Reproduce all of the records exactly.

====== RECORD EXTRACTS ======

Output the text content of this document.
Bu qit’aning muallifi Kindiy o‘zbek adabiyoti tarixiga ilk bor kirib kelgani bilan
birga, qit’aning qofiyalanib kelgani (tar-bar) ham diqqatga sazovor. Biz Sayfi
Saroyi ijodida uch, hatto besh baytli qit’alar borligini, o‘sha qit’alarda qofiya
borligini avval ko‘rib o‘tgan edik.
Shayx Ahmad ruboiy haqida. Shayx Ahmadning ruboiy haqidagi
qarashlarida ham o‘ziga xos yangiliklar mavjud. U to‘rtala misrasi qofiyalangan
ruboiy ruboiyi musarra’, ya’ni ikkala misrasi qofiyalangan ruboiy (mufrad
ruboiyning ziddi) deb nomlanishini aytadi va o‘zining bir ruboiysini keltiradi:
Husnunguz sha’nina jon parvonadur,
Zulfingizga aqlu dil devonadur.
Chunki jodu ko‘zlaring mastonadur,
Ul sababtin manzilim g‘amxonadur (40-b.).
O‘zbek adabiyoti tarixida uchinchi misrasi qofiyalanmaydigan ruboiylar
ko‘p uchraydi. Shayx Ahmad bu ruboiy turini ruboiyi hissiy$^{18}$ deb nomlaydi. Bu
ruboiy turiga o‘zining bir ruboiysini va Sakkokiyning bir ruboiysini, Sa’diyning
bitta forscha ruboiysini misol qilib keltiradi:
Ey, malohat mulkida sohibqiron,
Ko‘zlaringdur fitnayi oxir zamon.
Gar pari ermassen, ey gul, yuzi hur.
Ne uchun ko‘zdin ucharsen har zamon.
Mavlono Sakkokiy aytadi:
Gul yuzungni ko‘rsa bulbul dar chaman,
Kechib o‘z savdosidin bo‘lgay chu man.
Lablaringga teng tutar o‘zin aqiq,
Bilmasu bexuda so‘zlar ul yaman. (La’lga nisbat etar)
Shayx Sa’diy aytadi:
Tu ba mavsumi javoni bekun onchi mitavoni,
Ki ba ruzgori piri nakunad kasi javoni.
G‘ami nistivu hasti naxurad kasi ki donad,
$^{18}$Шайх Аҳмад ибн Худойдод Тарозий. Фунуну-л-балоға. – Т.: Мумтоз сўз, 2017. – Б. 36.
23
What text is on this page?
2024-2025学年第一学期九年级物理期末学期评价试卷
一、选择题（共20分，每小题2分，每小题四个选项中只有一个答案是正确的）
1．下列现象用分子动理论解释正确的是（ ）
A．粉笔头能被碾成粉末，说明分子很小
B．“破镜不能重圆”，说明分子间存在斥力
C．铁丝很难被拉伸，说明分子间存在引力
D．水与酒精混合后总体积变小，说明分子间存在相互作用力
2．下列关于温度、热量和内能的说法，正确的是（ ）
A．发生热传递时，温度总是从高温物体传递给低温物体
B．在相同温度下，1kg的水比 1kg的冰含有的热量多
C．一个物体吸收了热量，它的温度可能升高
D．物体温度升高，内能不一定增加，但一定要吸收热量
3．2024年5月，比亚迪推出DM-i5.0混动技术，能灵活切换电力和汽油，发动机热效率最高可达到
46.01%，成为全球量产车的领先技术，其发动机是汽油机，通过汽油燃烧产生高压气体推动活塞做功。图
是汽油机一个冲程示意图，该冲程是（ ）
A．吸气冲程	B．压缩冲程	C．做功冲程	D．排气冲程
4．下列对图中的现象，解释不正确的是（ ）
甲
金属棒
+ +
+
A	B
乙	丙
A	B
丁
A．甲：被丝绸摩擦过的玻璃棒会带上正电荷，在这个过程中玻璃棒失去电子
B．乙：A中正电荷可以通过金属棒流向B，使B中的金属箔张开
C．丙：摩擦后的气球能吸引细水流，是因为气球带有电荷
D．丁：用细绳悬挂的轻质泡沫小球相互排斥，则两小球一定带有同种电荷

======

## SOLUTION FOR THIS TASK
Output the text content of this document.
Bu qit’aning muallifi Kindiy o‘zbek adabiyoti tarixiga ilk bor kirib kelgani bilan
birga, qit’aning qofiyalanib kelgani (tar-bar) ham diqqatga sazovor. Biz Sayfi
Saroyi ijodida uch, hatto besh baytli qit’alar borligini, o‘sha qit’alarda qofiya
borligini avval ko‘rib o‘tgan edik.
Shayx Ahmad ruboiy haqida. Shayx Ahmadning ruboiy haqidagi
qarashlarida ham o‘ziga xos yangiliklar mavjud. U to‘rtala misrasi qofiyalangan
ruboiy ruboiyi musarra’, ya’ni ikkala misrasi qofiyalangan ruboiy (mufrad
ruboiyning ziddi) deb nomlanishini aytadi va o‘zining bir ruboiysini keltiradi:
Husnunguz sha’nina jon parvonadur,
Zulfingizga aqlu dil devonadur.
Chunki jodu ko‘zlaring mastonadur,
Ul sababtin manzilim g‘amxonadur (40-b.).
O‘zbek adabiyoti tarixida uchinchi misrasi qofiyalanmaydigan ruboiylar
ko‘p uchraydi. Shayx Ahmad bu ruboiy turini ruboiyi hissiy$^{18}$ deb nomlaydi. Bu
ruboiy turiga o‘zining bir ruboiysini va Sakkokiyning bir ruboiysini, Sa’diyning
bitta forscha ruboiysini misol qilib keltiradi:
Ey, malohat mulkida sohibqiron,
Ko‘zlaringdur fitnayi oxir zamon.
Gar pari ermassen, ey gul, yuzi hur.
Ne uchun ko‘zdin ucharsen har zamon.
Mavlono Sakkokiy aytadi:
Gul yuzungni ko‘rsa bulbul dar chaman,
Kechib o‘z savdosidin bo‘lgay chu man.
Lablaringga teng tutar o‘zin aqiq,
Bilmasu bexuda so‘zlar ul yaman. (La’lga nisbat etar)
Shayx Sa’diy aytadi:
Tu ba mavsumi javoni bekun onchi mitavoni,
Ki ba ruzgori piri nakunad kasi javoni.
G‘ami nistivu hasti naxurad kasi ki donad,
$^{18}$Шайх Аҳмад ибн Худойдод Тарозий. Фунуну-л-балоға. – Т.: Мумтоз сўз, 2017. – Б. 36.
23
What text is on this page?
2024-2025学年第一学期九年级物理期末学期评价试卷
一、选择题（共20分，每小题2分，每小题四个选项中只有一个答案是正确的）
1．下列现象用分子动理论解释正确的是（ ）
A．粉笔头能被碾成粉末，说明分子很小
B．“破镜不能重圆”，说明分子间存在斥力
C．铁丝很难被拉伸，说明分子间存在引力
D．水与酒精混合后总体积变小，说明分子间存在相互作用力
2．下列关于温度、热量和内能的说法，正确的是（ ）
A．发生热传递时，温度总是从高温物体传递给低温物体
B．在相同温度下，1kg的水比 1kg的冰含有的热量多
C．一个物体吸收了热量，它的温度可能升高
D．物体温度升高，内能不一定增加，但一定要吸收热量
3．2024年5月，比亚迪推出DM-i5.0混动技术，能灵活切换电力和汽油，发动机热效率最高可达到
46.01%，成为全球量产车的领先技术，其发动机是汽油机，通过汽油燃烧产生高压气体推动活塞做功。图
是汽油机一个冲程示意图，该冲程是（ ）
A．吸气冲程	B．压缩冲程	C．做功冲程	D．排气冲程
4．下列对图中的现象，解释不正确的是（ ）
甲
金属棒
+ +
+
A	B
乙	丙
A	B
丁
A．甲：被丝绸摩擦过的玻璃棒会带上正电荷，在这个过程中玻璃棒失去电子
B．乙：A中正电荷可以通过金属棒流向B，使B中的金属箔张开
C．丙：摩擦后的气球能吸引细水流，是因为气球带有电荷
D．丁：用细绳悬挂的轻质泡沫小球相互排斥，则两小球一定带有同种电荷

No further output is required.